◆ Set task ◆
Could you write out the records below exactly as they appear, leaving out any pictures?

* start Exercise data *

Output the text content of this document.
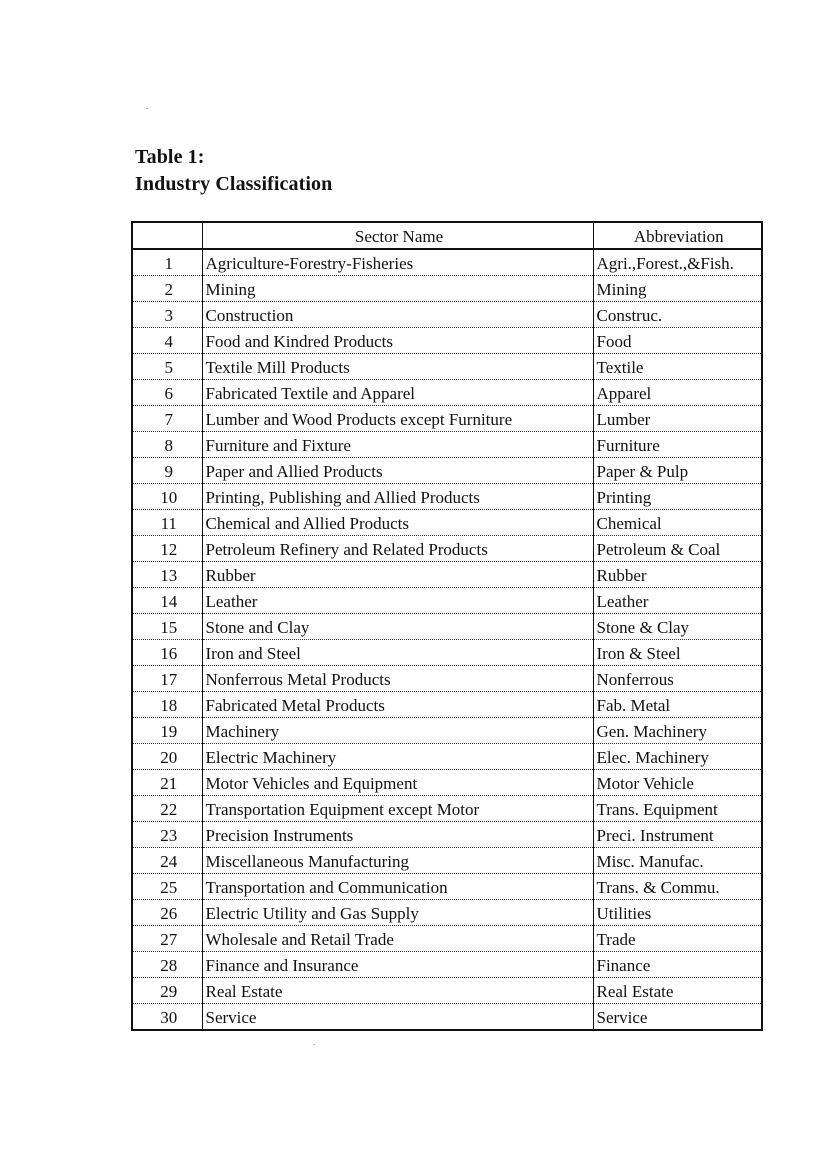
Table 1:
Industry Classification
	Sector Name	Abbreviation
1	Agriculture-Forestry-Fisheries	Agri.,Forest.,&Fish.
2	Mining	Mining
3	Construction	Construc.
4	Food and Kindred Products	Food
5	Textile Mill Products	Textile
6	Fabricated Textile and Apparel	Apparel
7	Lumber and Wood Products except Furniture	Lumber
8	Furniture and Fixture	Furniture
9	Paper and Allied Products	Paper & Pulp
10	Printing, Publishing and Allied Products	Printing
11	Chemical and Allied Products	Chemical
12	Petroleum Refinery and Related Products	Petroleum & Coal
13	Rubber	Rubber
14	Leather	Leather
15	Stone and Clay	Stone & Clay
16	Iron and Steel	Iron & Steel
17	Nonferrous Metal Products	Nonferrous
18	Fabricated Metal Products	Fab. Metal
19	Machinery	Gen. Machinery
20	Electric Machinery	Elec. Machinery
21	Motor Vehicles and Equipment	Motor Vehicle
22	Transportation Equipment except Motor	Trans. Equipment
23	Precision Instruments	Preci. Instrument
24	Miscellaneous Manufacturing	Misc. Manufac.
25	Transportation and Communication	Trans. & Commu.
26	Electric Utility and Gas Supply	Utilities
27	Wholesale and Retail Trade	Trade
28	Finance and Insurance	Finance
29	Real Estate	Real Estate
30	Service	Service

* end Exercise data *

◆ Final result ◆
Output the text content of this document.
Table 1:
Industry Classification
	Sector Name	Abbreviation
1	Agriculture-Forestry-Fisheries	Agri.,Forest.,&Fish.
2	Mining	Mining
3	Construction	Construc.
4	Food and Kindred Products	Food
5	Textile Mill Products	Textile
6	Fabricated Textile and Apparel	Apparel
7	Lumber and Wood Products except Furniture	Lumber
8	Furniture and Fixture	Furniture
9	Paper and Allied Products	Paper & Pulp
10	Printing, Publishing and Allied Products	Printing
11	Chemical and Allied Products	Chemical
12	Petroleum Refinery and Related Products	Petroleum & Coal
13	Rubber	Rubber
14	Leather	Leather
15	Stone and Clay	Stone & Clay
16	Iron and Steel	Iron & Steel
17	Nonferrous Metal Products	Nonferrous
18	Fabricated Metal Products	Fab. Metal
19	Machinery	Gen. Machinery
20	Electric Machinery	Elec. Machinery
21	Motor Vehicles and Equipment	Motor Vehicle
22	Transportation Equipment except Motor	Trans. Equipment
23	Precision Instruments	Preci. Instrument
24	Miscellaneous Manufacturing	Misc. Manufac.
25	Transportation and Communication	Trans. & Commu.
26	Electric Utility and Gas Supply	Utilities
27	Wholesale and Retail Trade	Trade
28	Finance and Insurance	Finance
29	Real Estate	Real Estate
30	Service	Service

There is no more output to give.